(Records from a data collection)
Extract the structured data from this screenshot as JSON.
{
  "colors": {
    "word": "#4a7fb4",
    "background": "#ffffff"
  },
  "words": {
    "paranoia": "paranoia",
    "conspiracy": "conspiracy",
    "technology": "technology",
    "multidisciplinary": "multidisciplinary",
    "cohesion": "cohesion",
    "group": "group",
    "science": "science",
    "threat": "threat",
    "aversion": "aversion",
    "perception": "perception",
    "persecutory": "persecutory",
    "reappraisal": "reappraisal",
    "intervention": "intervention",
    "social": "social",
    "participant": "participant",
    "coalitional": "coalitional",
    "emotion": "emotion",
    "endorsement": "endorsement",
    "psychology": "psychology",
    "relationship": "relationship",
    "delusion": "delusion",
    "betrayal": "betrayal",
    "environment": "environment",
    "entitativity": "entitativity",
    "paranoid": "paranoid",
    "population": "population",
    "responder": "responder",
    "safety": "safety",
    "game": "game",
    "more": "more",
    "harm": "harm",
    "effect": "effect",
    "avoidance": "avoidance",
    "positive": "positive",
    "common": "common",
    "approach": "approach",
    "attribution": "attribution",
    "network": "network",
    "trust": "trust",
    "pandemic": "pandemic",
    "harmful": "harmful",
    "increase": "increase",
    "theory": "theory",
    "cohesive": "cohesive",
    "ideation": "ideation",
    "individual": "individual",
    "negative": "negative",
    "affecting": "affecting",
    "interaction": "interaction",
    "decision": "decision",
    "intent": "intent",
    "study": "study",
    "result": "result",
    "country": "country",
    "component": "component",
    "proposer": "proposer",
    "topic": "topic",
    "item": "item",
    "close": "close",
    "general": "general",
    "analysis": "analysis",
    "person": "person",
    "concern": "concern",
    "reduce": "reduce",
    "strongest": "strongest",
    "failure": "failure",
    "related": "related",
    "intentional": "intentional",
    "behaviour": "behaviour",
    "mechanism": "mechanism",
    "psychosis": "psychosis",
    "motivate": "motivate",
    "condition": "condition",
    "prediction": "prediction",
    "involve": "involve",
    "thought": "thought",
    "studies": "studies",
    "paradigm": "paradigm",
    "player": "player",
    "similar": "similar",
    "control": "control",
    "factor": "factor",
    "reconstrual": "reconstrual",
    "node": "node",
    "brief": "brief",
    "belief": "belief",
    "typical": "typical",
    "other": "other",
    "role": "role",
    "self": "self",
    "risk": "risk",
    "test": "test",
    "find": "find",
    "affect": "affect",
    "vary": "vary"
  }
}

Stated problem:
Go through the listing above and restate it word for word.

Task response:
Extract the structured data from this screenshot as JSON.
{
  "colors": {
    "word": "#4a7fb4",
    "background": "#ffffff"
  },
  "words": {
    "paranoia": "paranoia",
    "conspiracy": "conspiracy",
    "technology": "technology",
    "multidisciplinary": "multidisciplinary",
    "cohesion": "cohesion",
    "group": "group",
    "science": "science",
    "threat": "threat",
    "aversion": "aversion",
    "perception": "perception",
    "persecutory": "persecutory",
    "reappraisal": "reappraisal",
    "intervention": "intervention",
    "social": "social",
    "participant": "participant",
    "coalitional": "coalitional",
    "emotion": "emotion",
    "endorsement": "endorsement",
    "psychology": "psychology",
    "relationship": "relationship",
    "delusion": "delusion",
    "betrayal": "betrayal",
    "environment": "environment",
    "entitativity": "entitativity",
    "paranoid": "paranoid",
    "population": "population",
    "responder": "responder",
    "safety": "safety",
    "game": "game",
    "more": "more",
    "harm": "harm",
    "effect": "effect",
    "avoidance": "avoidance",
    "positive": "positive",
    "common": "common",
    "approach": "approach",
    "attribution": "attribution",
    "network": "network",
    "trust": "trust",
    "pandemic": "pandemic",
    "harmful": "harmful",
    "increase": "increase",
    "theory": "theory",
    "cohesive": "cohesive",
    "ideation": "ideation",
    "individual": "individual",
    "negative": "negative",
    "affecting": "affecting",
    "interaction": "interaction",
    "decision": "decision",
    "intent": "intent",
    "study": "study",
    "result": "result",
    "country": "country",
    "component": "component",
    "proposer": "proposer",
    "topic": "topic",
    "item": "item",
    "close": "close",
    "general": "general",
    "analysis": "analysis",
    "person": "person",
    "concern": "concern",
    "reduce": "reduce",
    "strongest": "strongest",
    "failure": "failure",
    "related": "related",
    "intentional": "intentional",
    "behaviour": "behaviour",
    "mechanism": "mechanism",
    "psychosis": "psychosis",
    "motivate": "motivate",
    "condition": "condition",
    "prediction": "prediction",
    "involve": "involve",
    "thought": "thought",
    "studies": "studies",
    "paradigm": "paradigm",
    "player": "player",
    "similar": "similar",
    "control": "control",
    "factor": "factor",
    "reconstrual": "reconstrual",
    "node": "node",
    "brief": "brief",
    "belief": "belief",
    "typical": "typical",
    "other": "other",
    "role": "role",
    "self": "self",
    "risk": "risk",
    "test": "test",
    "find": "find",
    "affect": "affect",
    "vary": "vary"
  }
}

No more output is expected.